WHAT YOU ARE ASKED TO DO:
What follows is a listing; restate every line of it word for word.

DATA SHOWN:
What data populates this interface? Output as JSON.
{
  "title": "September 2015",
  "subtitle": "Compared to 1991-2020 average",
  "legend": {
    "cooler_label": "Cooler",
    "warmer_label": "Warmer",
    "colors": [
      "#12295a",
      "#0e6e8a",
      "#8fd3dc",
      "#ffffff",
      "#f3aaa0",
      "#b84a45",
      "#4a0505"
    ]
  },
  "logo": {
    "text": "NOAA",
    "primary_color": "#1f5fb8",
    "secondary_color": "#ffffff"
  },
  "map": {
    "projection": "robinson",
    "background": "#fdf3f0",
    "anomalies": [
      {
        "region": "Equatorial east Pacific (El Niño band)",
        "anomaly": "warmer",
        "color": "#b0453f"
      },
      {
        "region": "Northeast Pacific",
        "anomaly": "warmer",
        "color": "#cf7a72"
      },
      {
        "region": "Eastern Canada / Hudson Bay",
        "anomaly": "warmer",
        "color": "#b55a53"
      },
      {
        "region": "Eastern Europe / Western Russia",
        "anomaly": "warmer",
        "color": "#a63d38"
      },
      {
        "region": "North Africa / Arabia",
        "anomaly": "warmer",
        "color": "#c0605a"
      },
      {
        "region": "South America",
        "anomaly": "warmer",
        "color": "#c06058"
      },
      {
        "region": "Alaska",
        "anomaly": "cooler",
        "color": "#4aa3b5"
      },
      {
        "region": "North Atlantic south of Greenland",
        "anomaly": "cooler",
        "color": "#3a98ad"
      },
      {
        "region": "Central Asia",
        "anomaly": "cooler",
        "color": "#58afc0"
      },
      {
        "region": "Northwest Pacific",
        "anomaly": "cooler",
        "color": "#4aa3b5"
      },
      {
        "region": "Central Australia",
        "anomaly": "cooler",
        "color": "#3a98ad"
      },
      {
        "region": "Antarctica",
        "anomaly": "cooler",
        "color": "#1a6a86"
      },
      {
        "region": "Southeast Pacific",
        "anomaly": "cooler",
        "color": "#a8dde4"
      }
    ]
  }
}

SOLUTION BELOW:
What data populates this interface? Output as JSON.
{
  "title": "September 2015",
  "subtitle": "Compared to 1991-2020 average",
  "legend": {
    "cooler_label": "Cooler",
    "warmer_label": "Warmer",
    "colors": [
      "#12295a",
      "#0e6e8a",
      "#8fd3dc",
      "#ffffff",
      "#f3aaa0",
      "#b84a45",
      "#4a0505"
    ]
  },
  "logo": {
    "text": "NOAA",
    "primary_color": "#1f5fb8",
    "secondary_color": "#ffffff"
  },
  "map": {
    "projection": "robinson",
    "background": "#fdf3f0",
    "anomalies": [
      {
        "region": "Equatorial east Pacific (El Niño band)",
        "anomaly": "warmer",
        "color": "#b0453f"
      },
      {
        "region": "Northeast Pacific",
        "anomaly": "warmer",
        "color": "#cf7a72"
      },
      {
        "region": "Eastern Canada / Hudson Bay",
        "anomaly": "warmer",
        "color": "#b55a53"
      },
      {
        "region": "Eastern Europe / Western Russia",
        "anomaly": "warmer",
        "color": "#a63d38"
      },
      {
        "region": "North Africa / Arabia",
        "anomaly": "warmer",
        "color": "#c0605a"
      },
      {
        "region": "South America",
        "anomaly": "warmer",
        "color": "#c06058"
      },
      {
        "region": "Alaska",
        "anomaly": "cooler",
        "color": "#4aa3b5"
      },
      {
        "region": "North Atlantic south of Greenland",
        "anomaly": "cooler",
        "color": "#3a98ad"
      },
      {
        "region": "Central Asia",
        "anomaly": "cooler",
        "color": "#58afc0"
      },
      {
        "region": "Northwest Pacific",
        "anomaly": "cooler",
        "color": "#4aa3b5"
      },
      {
        "region": "Central Australia",
        "anomaly": "cooler",
        "color": "#3a98ad"
      },
      {
        "region": "Antarctica",
        "anomaly": "cooler",
        "color": "#1a6a86"
      },
      {
        "region": "Southeast Pacific",
        "anomaly": "cooler",
        "color": "#a8dde4"
      }
    ]
  }
}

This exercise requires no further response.